* URAIAN TUGAS: Tuliskan kembali seluruh teks berita tentang virus corona di bawah ini kata demi kata, tanpa perubahan apa pun.

Virus Corona Tewaskan Ribuan Orang, Plasma Darah Pasien yang Sembuh Bisa Jadi Obat
Kabar terbaru, Kamis (13/2/2020) pejabat kesehatan senior China menyebut jika ada opsi pengobatan bagi pasien COVID-19.
Editor: Anita K Wardhani
TRIBUNNEWS.COM - Data menunjukkan, hingga Minggu (16/2) pukul 06.43 WIB, tercatat 69.032 kasus virus corona terkonfirmasi, 1.666 meninggal dan 9.390 sembuh.
China masih menjadi negara dengan jumlah korban terbanyak.
Sementara itu, negara-negara di luar China, Taiwan, Hong Kong dan Makau yang sudah terjangkiti virus corona adalah: Singapura, Thailand, Jepang, Malaysia, Australia, Jerman, Vietnam, Amerika Serikat, Prancis, Kanada, Uni Emirat Arab, Italia, Filipina, India, Inggris, Rusia, Nepal, Kamboja, Belgia, Spanyol, Finlandia, Swedia, Mesir dan Sri Lanka.
Hingga kini, para ahli masih terus berjibaku untuk menemukan pengobatan dari COVID-19, virus corona dari Wuhan.
Kabar terbaru, Kamis (13/2/2020) pejabat kesehatan senior China menyebut jika ada opsi pengobatan bagi pasien COVID-19.

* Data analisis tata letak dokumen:
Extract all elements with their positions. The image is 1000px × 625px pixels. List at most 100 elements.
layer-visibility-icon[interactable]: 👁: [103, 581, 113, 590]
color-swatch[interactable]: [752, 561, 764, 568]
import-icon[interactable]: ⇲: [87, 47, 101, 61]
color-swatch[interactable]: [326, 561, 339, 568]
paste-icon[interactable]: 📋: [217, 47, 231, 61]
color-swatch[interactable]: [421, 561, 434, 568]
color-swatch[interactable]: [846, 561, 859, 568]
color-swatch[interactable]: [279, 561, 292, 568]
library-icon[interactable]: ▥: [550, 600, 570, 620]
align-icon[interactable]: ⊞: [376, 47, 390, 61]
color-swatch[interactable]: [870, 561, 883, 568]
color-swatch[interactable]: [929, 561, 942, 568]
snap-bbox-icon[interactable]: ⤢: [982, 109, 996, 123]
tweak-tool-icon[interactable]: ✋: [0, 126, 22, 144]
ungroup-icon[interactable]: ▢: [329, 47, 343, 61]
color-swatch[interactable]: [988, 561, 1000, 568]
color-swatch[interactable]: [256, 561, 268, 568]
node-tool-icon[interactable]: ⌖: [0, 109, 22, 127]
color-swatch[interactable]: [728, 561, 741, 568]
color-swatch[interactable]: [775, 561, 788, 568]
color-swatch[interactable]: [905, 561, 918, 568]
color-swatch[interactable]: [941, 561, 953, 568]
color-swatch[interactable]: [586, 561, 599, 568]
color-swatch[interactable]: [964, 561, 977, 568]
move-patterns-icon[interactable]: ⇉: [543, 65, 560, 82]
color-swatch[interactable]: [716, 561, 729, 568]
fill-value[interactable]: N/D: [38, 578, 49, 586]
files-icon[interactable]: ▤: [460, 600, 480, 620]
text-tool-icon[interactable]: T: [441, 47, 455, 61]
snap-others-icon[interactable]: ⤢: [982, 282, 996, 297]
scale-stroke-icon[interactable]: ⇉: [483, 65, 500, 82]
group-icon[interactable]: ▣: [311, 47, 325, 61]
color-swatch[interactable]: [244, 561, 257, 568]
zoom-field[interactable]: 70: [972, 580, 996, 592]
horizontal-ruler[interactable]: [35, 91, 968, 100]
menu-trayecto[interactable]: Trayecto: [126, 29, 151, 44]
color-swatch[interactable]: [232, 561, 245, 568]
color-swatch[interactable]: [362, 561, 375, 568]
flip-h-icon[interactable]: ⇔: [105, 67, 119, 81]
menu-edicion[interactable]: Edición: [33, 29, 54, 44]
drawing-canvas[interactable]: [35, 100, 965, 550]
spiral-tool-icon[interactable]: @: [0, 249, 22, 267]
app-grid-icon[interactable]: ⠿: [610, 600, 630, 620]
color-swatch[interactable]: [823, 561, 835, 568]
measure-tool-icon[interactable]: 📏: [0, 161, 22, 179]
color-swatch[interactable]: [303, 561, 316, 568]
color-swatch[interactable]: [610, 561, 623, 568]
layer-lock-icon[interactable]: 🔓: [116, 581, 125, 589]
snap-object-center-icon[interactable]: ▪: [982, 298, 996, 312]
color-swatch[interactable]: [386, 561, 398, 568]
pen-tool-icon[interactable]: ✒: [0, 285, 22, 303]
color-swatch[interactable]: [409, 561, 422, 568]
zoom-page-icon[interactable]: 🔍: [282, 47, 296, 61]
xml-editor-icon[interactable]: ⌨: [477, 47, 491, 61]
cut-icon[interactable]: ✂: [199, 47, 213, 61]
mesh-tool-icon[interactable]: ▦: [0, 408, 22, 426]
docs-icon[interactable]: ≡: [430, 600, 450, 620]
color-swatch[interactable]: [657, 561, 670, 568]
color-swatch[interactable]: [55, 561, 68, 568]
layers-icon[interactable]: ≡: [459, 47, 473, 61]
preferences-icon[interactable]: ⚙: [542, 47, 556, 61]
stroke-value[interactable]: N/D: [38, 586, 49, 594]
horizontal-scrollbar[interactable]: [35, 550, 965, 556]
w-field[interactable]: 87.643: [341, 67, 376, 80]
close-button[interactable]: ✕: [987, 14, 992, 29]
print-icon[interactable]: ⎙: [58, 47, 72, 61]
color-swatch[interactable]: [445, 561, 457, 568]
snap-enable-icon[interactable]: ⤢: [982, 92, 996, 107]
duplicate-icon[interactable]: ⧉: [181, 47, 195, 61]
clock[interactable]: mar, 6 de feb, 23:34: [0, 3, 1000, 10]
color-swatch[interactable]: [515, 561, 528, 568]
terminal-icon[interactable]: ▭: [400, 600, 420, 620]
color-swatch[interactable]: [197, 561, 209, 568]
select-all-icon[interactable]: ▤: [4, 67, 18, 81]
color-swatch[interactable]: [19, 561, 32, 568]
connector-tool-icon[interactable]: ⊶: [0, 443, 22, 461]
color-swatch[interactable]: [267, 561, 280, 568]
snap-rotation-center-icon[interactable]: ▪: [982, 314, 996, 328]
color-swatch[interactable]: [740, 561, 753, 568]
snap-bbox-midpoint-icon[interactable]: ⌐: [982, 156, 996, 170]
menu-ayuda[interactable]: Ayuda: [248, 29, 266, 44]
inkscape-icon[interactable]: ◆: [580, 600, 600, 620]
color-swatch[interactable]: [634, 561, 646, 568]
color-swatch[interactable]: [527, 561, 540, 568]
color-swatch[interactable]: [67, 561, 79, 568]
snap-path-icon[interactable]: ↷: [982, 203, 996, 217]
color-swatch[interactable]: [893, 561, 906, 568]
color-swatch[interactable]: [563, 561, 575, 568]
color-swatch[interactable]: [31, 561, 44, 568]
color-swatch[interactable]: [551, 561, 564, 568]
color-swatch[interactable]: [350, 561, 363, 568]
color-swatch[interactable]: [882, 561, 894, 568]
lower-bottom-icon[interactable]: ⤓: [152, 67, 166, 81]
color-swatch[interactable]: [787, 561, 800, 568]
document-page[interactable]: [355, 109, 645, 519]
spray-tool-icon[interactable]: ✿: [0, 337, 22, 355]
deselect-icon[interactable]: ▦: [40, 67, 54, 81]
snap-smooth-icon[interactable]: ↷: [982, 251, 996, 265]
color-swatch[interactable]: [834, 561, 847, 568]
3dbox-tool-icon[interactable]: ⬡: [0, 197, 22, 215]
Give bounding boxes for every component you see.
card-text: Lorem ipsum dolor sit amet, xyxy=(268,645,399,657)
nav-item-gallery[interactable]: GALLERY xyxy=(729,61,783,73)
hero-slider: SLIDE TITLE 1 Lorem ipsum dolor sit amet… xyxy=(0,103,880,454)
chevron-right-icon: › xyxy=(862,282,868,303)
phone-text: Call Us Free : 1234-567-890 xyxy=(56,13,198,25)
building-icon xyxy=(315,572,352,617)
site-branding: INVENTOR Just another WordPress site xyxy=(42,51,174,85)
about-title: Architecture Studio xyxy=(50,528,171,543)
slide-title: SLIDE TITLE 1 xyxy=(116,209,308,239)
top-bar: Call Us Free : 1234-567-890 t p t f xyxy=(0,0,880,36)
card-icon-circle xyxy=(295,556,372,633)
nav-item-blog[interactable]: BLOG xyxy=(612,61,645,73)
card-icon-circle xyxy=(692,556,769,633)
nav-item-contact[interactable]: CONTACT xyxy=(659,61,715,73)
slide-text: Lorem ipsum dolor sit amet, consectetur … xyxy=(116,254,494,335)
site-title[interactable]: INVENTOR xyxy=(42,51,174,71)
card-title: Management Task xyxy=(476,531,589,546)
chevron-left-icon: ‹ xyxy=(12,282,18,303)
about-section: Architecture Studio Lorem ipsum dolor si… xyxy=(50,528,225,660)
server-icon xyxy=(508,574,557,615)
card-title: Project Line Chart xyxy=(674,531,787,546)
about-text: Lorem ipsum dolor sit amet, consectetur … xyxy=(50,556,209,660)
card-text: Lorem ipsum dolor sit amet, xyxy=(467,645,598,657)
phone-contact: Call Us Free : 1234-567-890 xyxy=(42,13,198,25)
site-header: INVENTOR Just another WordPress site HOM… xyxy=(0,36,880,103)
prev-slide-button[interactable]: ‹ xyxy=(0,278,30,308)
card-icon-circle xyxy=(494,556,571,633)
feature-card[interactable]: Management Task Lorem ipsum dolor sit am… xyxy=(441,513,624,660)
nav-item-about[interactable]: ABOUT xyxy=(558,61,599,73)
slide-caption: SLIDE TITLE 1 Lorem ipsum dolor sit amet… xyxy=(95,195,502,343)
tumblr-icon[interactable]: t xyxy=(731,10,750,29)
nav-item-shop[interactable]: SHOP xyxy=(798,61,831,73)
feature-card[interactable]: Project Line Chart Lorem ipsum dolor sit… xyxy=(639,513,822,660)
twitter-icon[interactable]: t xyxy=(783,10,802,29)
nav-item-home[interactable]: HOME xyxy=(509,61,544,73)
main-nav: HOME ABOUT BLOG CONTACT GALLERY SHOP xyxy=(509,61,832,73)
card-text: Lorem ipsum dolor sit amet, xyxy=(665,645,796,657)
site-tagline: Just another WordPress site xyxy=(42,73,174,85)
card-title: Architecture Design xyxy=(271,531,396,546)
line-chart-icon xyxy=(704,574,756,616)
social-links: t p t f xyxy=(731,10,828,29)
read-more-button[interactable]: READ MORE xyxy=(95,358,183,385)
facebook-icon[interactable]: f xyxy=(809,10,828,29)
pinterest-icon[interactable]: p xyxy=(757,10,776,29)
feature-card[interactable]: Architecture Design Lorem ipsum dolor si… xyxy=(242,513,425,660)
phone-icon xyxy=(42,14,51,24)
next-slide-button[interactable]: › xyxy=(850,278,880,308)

* JAWABAN:
Virus Corona Tewaskan Ribuan Orang, Plasma Darah Pasien yang Sembuh Bisa Jadi Obat
Kabar terbaru, Kamis (13/2/2020) pejabat kesehatan senior China menyebut jika ada opsi pengobatan bagi pasien COVID-19.
Editor: Anita K Wardhani
TRIBUNNEWS.COM - Data menunjukkan, hingga Minggu (16/2) pukul 06.43 WIB, tercatat 69.032 kasus virus corona terkonfirmasi, 1.666 meninggal dan 9.390 sembuh.
China masih menjadi negara dengan jumlah korban terbanyak.
Sementara itu, negara-negara di luar China, Taiwan, Hong Kong dan Makau yang sudah terjangkiti virus corona adalah: Singapura, Thailand, Jepang, Malaysia, Australia, Jerman, Vietnam, Amerika Serikat, Prancis, Kanada, Uni Emirat Arab, Italia, Filipina, India, Inggris, Rusia, Nepal, Kamboja, Belgia, Spanyol, Finlandia, Swedia, Mesir dan Sri Lanka.
Hingga kini, para ahli masih terus berjibaku untuk menemukan pengobatan dari COVID-19, virus corona dari Wuhan.
Kabar terbaru, Kamis (13/2/2020) pejabat kesehatan senior China menyebut jika ada opsi pengobatan bagi pasien COVID-19.